(Your objective): From the data that follows, copy every line holding the string "getStudentName".

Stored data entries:
--------------------

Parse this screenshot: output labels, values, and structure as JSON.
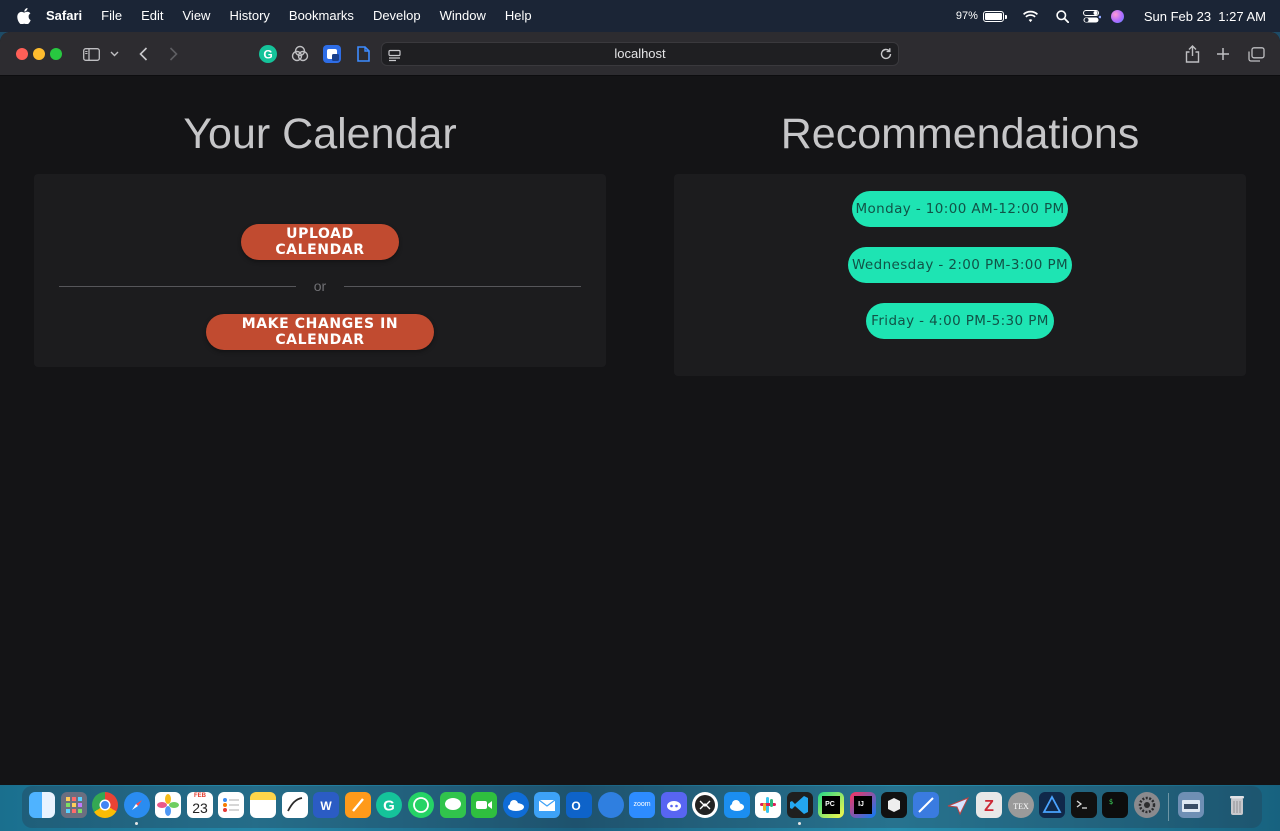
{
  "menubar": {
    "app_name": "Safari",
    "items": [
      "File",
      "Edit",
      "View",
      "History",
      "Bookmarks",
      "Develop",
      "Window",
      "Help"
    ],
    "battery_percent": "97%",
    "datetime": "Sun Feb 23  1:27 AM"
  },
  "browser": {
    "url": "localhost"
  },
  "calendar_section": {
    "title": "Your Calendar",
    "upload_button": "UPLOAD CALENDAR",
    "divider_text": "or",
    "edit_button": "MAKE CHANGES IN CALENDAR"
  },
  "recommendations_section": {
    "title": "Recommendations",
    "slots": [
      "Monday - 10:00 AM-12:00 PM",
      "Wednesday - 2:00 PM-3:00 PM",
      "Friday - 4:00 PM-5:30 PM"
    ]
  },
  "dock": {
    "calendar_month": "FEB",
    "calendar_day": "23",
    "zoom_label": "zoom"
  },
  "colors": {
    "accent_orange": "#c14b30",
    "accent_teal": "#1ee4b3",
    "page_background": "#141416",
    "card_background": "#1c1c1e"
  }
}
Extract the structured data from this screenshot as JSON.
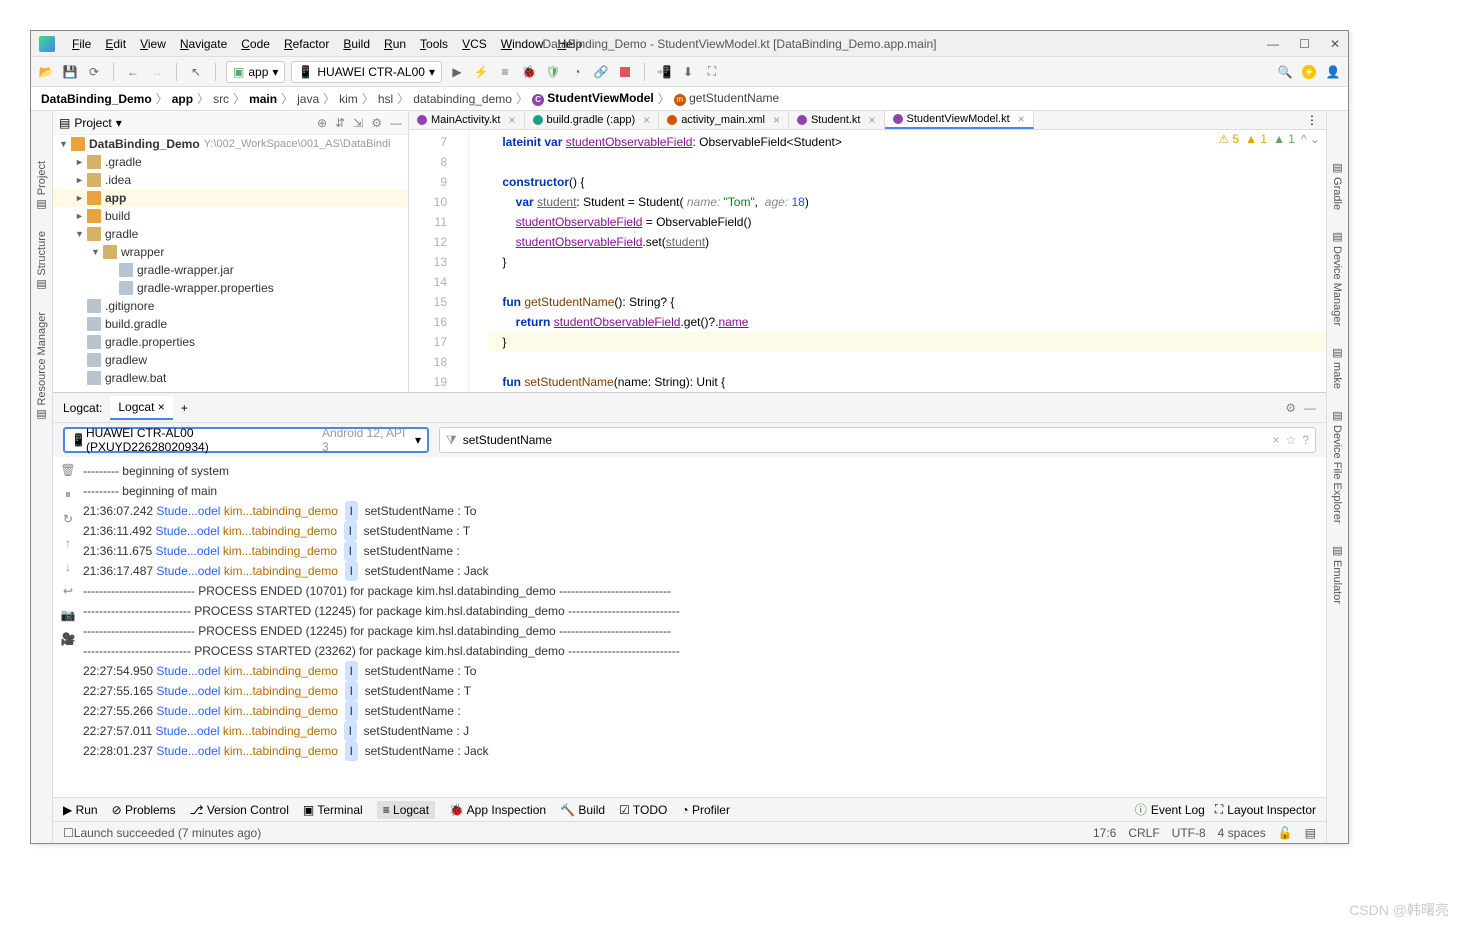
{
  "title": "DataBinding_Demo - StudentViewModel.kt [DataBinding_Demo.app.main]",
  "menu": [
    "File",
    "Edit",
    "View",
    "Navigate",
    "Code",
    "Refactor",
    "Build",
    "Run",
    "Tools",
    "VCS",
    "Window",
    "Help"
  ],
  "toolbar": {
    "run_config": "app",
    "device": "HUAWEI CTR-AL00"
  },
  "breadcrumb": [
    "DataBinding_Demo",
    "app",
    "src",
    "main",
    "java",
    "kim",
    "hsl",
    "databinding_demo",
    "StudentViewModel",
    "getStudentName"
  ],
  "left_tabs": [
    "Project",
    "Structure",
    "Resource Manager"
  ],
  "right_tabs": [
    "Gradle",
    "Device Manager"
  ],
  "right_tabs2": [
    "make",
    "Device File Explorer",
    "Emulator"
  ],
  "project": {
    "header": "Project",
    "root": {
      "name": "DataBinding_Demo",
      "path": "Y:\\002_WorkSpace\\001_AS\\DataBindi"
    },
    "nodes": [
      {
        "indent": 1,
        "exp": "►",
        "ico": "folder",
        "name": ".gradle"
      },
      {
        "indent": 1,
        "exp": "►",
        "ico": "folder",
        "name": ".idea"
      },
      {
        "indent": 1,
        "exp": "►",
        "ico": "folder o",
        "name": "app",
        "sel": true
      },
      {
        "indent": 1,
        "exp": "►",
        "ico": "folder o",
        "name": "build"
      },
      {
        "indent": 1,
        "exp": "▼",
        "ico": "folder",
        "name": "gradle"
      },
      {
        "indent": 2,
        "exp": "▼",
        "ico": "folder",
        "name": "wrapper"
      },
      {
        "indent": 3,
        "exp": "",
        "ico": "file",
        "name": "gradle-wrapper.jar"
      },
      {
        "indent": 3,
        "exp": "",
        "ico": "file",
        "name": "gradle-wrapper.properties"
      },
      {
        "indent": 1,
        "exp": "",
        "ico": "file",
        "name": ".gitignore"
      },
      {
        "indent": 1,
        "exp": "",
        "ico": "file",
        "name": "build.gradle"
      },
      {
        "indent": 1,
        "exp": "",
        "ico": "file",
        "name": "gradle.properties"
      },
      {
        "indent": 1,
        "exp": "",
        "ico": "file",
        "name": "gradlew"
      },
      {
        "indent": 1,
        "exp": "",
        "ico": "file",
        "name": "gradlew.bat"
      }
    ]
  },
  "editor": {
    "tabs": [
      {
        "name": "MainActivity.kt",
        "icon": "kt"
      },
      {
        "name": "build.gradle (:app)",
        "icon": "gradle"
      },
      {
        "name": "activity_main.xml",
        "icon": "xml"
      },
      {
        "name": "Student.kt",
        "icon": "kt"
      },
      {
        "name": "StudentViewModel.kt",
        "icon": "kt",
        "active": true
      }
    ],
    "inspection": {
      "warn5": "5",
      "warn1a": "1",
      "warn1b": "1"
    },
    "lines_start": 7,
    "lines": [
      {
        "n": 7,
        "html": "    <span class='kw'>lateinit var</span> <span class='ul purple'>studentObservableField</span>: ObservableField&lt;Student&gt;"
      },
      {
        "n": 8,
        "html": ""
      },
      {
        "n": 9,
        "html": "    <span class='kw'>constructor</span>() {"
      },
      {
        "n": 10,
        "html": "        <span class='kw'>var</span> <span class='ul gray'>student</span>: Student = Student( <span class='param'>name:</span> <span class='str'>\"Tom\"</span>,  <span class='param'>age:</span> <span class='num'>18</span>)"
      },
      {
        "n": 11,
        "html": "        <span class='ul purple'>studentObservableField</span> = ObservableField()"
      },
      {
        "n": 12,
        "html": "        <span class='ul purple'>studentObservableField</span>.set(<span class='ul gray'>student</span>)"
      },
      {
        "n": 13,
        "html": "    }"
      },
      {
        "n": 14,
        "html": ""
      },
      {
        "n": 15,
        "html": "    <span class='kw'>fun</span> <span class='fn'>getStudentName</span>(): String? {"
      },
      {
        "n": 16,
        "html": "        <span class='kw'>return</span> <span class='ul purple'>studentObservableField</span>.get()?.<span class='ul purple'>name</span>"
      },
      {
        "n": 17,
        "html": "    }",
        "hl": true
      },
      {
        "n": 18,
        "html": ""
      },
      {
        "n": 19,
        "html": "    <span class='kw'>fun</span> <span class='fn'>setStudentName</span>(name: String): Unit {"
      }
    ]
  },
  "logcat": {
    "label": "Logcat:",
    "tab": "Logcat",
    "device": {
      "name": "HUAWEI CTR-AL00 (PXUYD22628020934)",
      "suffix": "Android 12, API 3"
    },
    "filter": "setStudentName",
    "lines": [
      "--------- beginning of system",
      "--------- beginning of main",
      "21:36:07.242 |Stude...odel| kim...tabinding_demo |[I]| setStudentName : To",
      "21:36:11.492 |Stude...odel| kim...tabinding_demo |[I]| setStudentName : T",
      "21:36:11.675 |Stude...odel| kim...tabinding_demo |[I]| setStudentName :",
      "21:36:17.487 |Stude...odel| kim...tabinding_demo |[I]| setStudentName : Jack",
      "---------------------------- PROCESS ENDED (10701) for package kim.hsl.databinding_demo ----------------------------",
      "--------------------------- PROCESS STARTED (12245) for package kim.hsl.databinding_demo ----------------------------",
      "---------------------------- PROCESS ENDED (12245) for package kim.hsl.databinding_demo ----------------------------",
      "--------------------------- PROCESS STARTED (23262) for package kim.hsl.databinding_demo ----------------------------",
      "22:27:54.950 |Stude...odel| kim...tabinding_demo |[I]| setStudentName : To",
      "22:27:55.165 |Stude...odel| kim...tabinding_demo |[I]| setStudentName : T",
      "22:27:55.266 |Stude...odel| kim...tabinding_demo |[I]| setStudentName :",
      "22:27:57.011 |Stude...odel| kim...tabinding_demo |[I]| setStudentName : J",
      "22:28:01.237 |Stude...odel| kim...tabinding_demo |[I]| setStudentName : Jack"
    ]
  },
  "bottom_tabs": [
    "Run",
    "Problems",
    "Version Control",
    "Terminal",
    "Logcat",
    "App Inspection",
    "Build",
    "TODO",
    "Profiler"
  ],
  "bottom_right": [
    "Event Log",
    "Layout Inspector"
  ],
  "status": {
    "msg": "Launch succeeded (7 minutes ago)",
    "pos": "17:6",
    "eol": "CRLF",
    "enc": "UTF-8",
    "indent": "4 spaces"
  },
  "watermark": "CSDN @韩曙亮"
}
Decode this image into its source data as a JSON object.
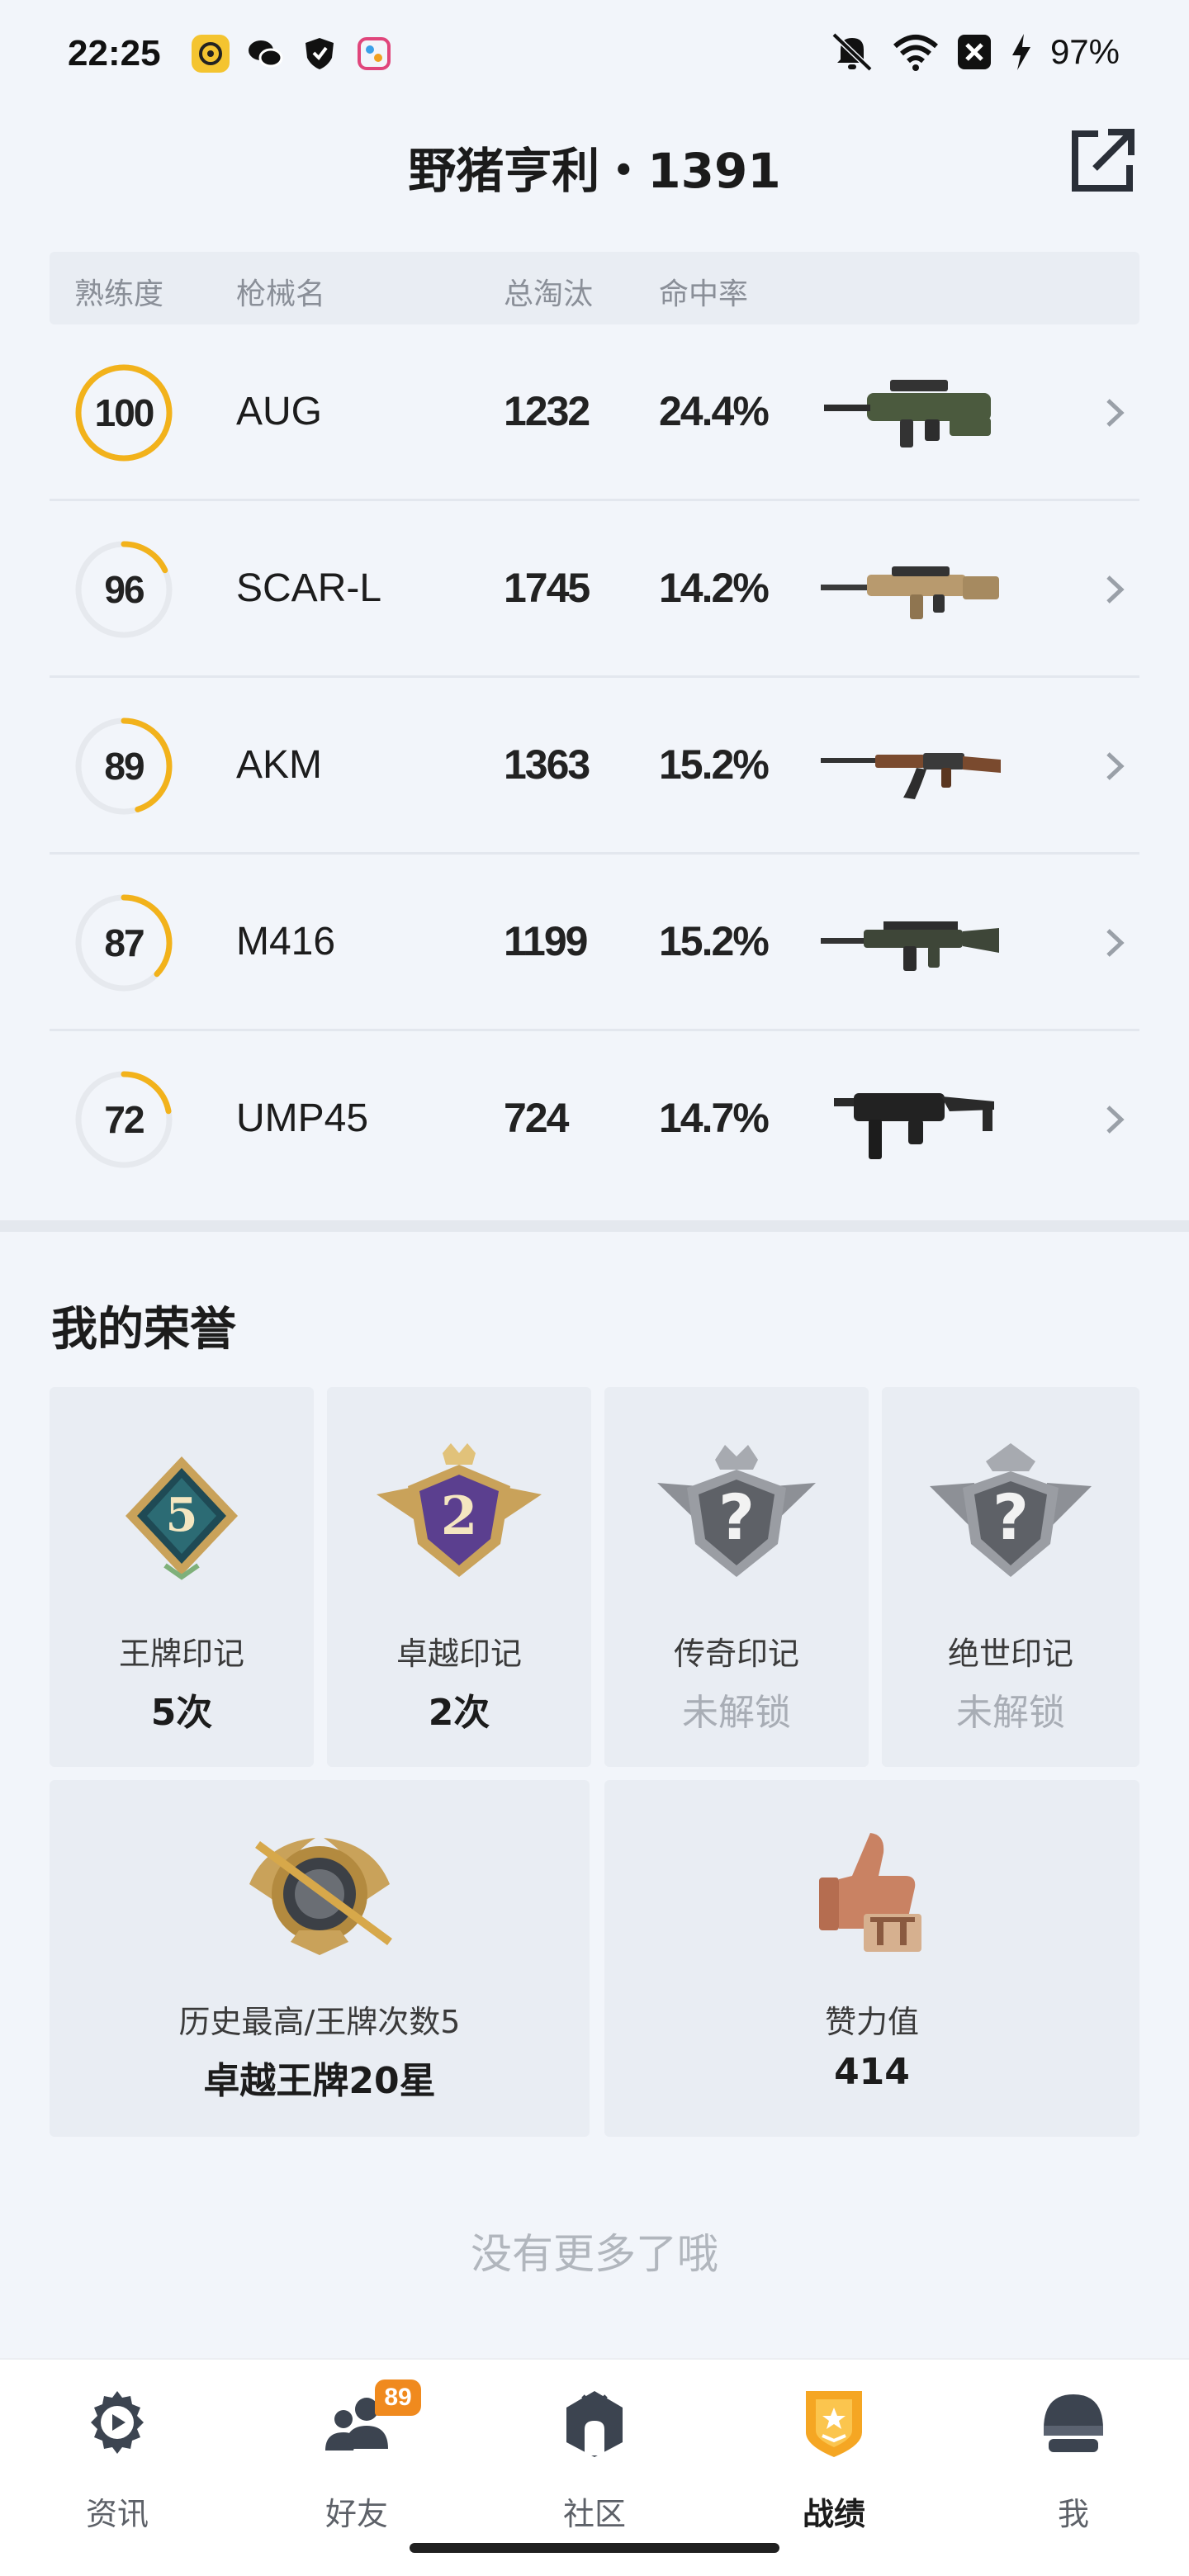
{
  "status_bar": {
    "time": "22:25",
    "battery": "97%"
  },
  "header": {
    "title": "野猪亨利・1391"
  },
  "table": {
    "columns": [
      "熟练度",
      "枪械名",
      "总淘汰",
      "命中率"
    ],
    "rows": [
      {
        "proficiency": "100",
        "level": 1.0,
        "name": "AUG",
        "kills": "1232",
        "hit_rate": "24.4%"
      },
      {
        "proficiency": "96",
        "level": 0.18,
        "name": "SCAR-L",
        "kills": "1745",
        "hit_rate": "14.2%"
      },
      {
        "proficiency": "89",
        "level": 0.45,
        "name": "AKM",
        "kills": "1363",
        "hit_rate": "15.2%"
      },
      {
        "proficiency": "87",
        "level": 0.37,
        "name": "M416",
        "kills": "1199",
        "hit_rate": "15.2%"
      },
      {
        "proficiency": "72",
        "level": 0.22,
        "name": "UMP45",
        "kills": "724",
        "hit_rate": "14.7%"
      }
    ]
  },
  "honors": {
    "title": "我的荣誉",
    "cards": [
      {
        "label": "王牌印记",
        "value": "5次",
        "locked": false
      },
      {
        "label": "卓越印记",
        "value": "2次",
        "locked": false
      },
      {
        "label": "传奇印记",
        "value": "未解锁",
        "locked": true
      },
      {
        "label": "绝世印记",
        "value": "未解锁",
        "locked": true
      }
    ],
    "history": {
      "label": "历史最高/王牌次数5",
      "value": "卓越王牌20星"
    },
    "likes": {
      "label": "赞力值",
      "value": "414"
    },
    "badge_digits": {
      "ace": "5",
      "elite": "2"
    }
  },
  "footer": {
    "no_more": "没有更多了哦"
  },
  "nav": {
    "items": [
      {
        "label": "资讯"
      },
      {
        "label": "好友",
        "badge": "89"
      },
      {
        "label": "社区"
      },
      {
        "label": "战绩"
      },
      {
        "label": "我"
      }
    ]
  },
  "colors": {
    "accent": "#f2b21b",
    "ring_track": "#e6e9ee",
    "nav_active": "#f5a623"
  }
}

--------------------

(Response below):
    "getStudentName"
        "html": "    <span class='kw'>fun</span> <span class='fn'>getStudentName</span>(): String? {"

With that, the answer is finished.